### RECORDS
══════════
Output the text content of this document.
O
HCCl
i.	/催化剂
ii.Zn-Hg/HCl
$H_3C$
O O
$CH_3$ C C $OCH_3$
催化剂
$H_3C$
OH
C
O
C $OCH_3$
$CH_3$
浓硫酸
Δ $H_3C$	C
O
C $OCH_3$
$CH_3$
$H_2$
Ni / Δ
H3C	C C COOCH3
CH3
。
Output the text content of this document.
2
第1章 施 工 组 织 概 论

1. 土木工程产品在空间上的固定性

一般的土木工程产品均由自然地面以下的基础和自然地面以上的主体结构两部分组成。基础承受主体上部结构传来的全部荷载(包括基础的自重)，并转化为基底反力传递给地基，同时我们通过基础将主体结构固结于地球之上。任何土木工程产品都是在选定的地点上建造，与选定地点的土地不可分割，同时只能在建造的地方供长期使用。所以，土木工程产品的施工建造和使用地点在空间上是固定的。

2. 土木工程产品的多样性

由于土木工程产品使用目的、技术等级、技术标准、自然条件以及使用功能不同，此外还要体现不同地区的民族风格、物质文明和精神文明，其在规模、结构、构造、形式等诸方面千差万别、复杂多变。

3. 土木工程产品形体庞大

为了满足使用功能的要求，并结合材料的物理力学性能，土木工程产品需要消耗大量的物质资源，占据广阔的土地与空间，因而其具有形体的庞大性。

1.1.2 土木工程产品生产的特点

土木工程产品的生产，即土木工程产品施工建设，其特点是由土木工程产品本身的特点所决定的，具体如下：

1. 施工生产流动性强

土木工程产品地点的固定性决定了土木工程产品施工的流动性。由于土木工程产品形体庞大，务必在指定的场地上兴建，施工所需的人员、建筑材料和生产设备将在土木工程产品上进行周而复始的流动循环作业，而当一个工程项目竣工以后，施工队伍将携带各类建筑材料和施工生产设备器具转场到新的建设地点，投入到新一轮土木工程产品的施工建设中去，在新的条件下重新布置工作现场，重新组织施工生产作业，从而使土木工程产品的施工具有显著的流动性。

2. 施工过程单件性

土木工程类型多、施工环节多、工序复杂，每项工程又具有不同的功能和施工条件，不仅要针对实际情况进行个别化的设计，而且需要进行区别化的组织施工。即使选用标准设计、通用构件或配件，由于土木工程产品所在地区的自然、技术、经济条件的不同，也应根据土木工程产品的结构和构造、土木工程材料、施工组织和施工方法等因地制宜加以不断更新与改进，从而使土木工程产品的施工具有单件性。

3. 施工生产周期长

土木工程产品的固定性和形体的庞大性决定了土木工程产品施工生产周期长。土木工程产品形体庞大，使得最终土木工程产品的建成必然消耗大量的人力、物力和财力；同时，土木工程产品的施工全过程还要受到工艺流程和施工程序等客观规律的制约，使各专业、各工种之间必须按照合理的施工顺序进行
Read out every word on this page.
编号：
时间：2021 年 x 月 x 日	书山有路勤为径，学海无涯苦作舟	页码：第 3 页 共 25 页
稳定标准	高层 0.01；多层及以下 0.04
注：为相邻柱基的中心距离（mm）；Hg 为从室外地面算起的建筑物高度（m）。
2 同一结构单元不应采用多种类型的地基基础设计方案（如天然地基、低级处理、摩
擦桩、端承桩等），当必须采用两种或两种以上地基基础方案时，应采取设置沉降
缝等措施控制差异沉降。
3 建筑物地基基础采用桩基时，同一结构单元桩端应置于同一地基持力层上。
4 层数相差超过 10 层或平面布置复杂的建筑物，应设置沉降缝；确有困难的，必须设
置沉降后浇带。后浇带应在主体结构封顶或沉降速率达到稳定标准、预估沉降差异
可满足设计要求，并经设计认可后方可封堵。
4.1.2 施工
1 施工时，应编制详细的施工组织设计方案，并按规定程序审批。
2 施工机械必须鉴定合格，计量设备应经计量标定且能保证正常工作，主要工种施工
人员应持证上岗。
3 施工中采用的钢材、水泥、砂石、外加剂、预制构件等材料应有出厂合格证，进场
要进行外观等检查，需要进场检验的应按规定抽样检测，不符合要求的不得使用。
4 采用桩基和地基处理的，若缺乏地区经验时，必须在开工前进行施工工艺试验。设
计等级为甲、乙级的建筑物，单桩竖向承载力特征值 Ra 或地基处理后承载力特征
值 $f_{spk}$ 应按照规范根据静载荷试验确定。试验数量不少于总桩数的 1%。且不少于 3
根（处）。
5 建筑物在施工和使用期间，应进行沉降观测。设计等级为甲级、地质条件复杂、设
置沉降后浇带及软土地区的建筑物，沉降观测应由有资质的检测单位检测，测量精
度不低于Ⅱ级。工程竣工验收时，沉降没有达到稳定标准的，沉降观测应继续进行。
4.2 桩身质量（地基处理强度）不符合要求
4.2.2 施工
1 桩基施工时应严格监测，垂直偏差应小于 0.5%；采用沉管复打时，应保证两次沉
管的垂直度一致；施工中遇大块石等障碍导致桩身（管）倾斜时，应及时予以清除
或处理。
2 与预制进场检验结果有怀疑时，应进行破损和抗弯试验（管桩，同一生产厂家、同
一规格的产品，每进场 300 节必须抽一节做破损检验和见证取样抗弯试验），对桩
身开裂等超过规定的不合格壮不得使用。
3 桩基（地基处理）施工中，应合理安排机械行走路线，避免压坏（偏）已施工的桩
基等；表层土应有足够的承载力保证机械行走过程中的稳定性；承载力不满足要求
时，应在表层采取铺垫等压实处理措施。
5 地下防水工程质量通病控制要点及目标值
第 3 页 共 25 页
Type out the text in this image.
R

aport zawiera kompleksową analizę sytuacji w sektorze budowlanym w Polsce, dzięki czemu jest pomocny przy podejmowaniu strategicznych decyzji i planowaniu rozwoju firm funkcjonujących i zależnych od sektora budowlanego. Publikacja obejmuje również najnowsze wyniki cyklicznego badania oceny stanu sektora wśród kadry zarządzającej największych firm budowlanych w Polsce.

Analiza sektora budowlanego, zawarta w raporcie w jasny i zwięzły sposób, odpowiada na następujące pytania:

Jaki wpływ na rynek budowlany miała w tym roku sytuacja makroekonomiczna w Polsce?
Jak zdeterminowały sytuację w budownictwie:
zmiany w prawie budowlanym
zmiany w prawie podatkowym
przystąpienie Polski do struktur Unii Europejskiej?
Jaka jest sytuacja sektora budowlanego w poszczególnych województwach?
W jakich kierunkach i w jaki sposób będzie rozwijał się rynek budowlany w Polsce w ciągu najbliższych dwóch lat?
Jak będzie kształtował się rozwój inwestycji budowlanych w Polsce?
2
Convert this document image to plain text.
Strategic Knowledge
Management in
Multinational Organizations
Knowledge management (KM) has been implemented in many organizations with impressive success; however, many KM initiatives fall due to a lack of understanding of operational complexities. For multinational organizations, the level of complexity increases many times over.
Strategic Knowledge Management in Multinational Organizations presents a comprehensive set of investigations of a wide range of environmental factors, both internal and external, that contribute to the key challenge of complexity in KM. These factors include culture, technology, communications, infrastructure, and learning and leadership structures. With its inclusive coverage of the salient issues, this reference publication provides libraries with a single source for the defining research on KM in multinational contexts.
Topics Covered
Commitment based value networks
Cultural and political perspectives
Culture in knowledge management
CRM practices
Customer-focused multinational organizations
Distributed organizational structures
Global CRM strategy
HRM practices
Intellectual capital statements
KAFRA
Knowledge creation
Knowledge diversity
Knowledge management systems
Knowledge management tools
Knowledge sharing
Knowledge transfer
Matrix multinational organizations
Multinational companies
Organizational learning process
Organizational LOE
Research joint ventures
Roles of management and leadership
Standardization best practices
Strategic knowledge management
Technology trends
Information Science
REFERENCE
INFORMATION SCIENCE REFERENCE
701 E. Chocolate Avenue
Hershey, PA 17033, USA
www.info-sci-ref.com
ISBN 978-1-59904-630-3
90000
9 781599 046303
══════════
### WHAT THE TASK ASKS
Go through the data and gather every line that holds "image".

### CORRECT RESULT
Type out the text in this image.
Convert this document image to plain text.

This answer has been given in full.